---- Dataset entries

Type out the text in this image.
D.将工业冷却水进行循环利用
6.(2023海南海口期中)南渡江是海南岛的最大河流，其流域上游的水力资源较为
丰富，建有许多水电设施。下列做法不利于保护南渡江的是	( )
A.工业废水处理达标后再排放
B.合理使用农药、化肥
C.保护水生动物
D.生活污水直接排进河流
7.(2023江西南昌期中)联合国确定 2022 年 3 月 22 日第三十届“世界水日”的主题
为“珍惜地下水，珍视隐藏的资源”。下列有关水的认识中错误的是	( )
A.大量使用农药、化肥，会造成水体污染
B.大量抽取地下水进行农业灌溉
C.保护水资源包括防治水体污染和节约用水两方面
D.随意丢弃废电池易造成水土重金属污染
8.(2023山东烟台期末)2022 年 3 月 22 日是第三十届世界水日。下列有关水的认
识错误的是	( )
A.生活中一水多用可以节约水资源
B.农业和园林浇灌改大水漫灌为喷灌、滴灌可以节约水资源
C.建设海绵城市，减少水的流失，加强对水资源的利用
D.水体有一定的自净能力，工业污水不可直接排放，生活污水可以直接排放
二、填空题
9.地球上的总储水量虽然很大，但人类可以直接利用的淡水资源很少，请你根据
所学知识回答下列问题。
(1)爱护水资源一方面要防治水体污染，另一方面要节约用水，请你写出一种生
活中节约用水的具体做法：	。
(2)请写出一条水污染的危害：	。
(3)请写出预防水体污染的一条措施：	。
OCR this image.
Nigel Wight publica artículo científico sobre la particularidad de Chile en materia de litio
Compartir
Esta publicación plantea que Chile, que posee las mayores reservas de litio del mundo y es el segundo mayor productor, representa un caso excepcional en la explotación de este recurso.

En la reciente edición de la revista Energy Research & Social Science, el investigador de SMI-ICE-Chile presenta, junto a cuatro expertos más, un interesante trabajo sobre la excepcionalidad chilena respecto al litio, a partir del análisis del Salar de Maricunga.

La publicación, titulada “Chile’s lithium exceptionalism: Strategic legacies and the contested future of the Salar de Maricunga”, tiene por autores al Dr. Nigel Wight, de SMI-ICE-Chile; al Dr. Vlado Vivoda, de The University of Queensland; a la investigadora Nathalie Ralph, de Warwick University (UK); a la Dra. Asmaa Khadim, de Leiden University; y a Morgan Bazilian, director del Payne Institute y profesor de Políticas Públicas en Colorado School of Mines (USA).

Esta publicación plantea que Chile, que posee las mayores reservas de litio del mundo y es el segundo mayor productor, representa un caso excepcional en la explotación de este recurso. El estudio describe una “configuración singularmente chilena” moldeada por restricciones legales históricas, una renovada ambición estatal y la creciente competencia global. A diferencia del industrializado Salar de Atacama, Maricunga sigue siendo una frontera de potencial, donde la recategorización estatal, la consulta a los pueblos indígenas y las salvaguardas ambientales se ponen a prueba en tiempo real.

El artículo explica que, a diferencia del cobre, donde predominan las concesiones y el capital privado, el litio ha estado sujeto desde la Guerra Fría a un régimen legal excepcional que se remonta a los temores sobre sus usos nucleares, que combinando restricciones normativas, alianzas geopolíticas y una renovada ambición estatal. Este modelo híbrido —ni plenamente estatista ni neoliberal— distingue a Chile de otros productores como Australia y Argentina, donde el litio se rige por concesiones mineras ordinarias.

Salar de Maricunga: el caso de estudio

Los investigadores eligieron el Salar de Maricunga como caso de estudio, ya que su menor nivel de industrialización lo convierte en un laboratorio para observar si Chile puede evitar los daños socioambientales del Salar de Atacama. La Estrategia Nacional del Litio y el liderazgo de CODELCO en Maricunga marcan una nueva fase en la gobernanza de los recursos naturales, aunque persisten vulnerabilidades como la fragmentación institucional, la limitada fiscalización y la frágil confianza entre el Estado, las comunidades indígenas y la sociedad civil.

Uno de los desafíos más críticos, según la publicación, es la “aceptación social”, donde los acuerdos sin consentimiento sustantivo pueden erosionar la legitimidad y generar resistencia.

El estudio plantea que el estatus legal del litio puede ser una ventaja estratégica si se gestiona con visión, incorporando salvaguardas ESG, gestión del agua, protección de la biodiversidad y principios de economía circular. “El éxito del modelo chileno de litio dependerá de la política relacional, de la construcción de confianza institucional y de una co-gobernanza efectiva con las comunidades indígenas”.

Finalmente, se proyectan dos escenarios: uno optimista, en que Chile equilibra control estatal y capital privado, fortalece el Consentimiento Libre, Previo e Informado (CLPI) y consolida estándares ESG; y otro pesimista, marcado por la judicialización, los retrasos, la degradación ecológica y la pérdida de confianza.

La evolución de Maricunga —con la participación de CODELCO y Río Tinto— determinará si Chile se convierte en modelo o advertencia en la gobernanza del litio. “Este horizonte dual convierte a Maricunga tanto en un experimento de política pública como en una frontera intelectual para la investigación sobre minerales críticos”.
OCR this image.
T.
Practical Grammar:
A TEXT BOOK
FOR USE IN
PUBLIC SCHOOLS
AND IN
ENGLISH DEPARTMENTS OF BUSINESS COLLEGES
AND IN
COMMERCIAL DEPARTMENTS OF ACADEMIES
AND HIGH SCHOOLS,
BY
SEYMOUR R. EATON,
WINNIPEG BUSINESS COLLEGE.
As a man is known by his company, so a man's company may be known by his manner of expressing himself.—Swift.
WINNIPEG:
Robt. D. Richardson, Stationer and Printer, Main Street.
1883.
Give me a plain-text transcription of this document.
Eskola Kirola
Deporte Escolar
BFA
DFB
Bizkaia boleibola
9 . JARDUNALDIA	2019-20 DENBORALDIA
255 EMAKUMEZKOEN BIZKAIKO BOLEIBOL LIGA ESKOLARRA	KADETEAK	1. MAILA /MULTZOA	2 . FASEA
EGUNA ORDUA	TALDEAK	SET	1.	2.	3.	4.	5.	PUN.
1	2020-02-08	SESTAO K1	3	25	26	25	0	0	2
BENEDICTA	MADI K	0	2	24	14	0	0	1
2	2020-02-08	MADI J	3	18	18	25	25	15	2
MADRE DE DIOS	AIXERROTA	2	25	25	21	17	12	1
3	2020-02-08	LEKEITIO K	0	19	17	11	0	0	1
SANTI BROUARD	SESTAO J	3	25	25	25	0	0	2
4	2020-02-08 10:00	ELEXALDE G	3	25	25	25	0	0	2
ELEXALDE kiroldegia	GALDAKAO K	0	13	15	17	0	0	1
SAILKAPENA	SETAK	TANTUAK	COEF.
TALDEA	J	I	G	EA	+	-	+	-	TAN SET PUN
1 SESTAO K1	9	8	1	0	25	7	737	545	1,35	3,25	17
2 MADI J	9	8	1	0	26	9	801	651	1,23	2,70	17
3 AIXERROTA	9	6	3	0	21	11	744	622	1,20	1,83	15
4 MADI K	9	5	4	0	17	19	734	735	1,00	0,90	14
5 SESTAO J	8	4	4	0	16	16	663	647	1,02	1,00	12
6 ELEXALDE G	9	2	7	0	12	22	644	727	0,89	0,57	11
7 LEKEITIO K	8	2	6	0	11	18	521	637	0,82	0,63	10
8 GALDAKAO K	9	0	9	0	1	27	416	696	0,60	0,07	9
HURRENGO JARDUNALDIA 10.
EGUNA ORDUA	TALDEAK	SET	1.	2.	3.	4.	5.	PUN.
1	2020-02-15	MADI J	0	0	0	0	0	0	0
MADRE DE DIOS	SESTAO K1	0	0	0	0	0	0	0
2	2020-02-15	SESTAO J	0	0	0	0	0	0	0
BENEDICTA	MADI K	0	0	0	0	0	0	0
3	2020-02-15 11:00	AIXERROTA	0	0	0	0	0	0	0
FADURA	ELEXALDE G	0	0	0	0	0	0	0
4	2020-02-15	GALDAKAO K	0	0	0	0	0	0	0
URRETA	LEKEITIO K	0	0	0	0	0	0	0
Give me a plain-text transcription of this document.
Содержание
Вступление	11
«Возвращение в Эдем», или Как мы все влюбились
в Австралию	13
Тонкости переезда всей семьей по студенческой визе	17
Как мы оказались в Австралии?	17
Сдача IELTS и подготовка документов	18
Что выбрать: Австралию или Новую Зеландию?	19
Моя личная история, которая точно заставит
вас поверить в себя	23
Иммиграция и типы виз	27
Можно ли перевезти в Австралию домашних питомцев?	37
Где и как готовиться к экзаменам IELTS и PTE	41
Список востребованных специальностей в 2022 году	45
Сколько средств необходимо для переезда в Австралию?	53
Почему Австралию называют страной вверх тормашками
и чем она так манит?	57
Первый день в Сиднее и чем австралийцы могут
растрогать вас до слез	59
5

--------

> Exercise prompt: State the number of lines that contain the string "WINNIPEG", with no other words.

> Solution: 2